[BEGIN The records]

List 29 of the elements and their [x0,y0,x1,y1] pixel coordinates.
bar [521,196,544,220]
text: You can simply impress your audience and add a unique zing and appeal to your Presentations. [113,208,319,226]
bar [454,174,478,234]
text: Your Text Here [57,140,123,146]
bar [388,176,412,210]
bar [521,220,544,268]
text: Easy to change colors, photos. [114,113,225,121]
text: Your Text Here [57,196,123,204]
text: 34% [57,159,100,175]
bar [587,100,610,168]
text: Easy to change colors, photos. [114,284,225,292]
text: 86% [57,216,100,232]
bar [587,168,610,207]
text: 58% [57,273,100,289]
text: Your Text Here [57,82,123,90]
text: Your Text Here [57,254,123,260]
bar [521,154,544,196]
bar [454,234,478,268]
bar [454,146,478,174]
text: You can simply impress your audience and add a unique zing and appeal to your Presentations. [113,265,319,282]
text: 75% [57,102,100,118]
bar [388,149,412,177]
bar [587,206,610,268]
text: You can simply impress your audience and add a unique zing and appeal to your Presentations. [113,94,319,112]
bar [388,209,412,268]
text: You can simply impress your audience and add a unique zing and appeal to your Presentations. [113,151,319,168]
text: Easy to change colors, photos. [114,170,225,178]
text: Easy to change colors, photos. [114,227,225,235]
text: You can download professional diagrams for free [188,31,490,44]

[END The records]
[BEGIN The records]

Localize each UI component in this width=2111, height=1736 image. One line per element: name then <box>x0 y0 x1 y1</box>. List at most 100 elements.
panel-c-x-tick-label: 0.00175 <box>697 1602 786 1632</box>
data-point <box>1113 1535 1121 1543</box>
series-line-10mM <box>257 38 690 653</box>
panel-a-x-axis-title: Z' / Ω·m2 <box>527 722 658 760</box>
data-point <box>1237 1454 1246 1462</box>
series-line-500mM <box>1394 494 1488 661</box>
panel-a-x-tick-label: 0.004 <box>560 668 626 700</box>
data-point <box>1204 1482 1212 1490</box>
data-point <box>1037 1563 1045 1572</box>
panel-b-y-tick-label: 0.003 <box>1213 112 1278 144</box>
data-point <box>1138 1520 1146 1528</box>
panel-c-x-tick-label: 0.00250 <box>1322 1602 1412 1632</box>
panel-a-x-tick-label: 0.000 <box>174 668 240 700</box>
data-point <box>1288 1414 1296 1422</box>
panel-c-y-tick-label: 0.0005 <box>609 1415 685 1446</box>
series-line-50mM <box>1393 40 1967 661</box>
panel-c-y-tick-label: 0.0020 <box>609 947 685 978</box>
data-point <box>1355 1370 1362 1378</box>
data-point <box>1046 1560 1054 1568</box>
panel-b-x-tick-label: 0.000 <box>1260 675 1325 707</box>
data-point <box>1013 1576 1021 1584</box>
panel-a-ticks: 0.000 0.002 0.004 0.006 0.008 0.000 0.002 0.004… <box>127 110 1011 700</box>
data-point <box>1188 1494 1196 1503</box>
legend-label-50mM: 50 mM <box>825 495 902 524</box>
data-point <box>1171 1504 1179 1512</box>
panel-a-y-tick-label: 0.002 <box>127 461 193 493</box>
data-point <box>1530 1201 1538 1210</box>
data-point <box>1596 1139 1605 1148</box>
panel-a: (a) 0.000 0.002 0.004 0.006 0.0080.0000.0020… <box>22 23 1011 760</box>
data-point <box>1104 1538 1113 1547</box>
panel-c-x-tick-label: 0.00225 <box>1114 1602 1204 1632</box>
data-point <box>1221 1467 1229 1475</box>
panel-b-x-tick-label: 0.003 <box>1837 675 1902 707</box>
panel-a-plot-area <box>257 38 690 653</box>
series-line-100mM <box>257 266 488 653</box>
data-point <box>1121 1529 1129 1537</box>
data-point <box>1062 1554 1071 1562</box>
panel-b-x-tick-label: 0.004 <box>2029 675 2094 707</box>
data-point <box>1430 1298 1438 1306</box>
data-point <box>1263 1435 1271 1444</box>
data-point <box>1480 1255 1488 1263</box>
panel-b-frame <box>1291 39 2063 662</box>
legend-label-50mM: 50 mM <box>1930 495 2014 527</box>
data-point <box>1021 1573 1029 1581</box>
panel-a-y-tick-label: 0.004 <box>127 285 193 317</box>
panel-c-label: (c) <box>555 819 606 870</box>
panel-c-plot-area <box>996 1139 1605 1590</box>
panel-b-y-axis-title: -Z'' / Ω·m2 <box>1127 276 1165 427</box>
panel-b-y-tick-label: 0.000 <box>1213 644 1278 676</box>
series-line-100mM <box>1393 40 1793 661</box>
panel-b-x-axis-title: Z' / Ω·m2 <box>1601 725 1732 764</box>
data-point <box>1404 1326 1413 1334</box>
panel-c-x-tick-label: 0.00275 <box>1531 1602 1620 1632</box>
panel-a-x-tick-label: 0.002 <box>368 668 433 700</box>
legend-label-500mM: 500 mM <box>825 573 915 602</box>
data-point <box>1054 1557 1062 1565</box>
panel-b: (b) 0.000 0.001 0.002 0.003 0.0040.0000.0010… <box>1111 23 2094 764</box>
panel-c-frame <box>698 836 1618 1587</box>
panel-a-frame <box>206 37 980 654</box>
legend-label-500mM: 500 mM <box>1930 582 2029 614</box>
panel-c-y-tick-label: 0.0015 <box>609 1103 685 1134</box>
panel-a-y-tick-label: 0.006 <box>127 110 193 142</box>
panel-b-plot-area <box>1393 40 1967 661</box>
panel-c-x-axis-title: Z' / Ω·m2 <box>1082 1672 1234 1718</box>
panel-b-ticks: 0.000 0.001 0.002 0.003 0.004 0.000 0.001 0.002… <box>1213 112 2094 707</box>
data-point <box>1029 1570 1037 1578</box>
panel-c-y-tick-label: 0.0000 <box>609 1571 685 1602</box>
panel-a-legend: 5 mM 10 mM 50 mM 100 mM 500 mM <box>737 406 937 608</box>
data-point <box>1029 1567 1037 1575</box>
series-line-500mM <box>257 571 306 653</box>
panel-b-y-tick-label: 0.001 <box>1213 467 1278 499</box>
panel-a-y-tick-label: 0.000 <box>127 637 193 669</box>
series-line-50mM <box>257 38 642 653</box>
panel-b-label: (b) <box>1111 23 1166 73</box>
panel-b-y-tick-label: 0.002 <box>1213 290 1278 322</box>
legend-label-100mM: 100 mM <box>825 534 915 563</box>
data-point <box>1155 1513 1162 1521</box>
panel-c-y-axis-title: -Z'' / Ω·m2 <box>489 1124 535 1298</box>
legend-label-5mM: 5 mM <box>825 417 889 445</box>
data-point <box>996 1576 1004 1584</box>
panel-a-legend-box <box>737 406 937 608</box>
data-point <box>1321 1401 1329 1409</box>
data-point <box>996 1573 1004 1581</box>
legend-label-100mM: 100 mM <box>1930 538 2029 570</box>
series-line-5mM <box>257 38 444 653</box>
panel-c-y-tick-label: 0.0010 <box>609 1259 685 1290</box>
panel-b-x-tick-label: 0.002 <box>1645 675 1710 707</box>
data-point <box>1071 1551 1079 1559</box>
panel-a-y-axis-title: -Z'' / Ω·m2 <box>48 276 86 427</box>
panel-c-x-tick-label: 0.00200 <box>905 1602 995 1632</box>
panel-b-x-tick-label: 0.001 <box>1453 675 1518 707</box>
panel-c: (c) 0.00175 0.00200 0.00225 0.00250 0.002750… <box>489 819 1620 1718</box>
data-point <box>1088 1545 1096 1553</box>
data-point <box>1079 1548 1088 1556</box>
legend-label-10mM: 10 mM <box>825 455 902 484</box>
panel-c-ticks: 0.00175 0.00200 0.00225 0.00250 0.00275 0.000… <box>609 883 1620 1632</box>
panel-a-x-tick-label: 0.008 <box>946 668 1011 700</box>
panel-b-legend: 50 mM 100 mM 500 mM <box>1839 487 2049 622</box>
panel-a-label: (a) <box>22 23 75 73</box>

[END The records]

◆ Exercise aim ◆
Can you put the records above into a numbered list, starting at the line that has "List 29 of the" and stopping after the line that has "bar [587,100,610,168]", and leave out any blank lines?

◆ Answer for this exercise ◆
1. List 29 of the elements and their [x0,y0,x1,y1] pixel coordinates.
2. bar [521,196,544,220]
3. text: You can simply impress your audience and add a unique zing and appeal to your Presentations. [113,208,319,226]
4. bar [454,174,478,234]
5. text: Your Text Here [57,140,123,146]
6. bar [388,176,412,210]
7. bar [521,220,544,268]
8. text: Easy to change colors, photos. [114,113,225,121]
9. text: Your Text Here [57,196,123,204]
10. text: 34% [57,159,100,175]
11. bar [587,100,610,168]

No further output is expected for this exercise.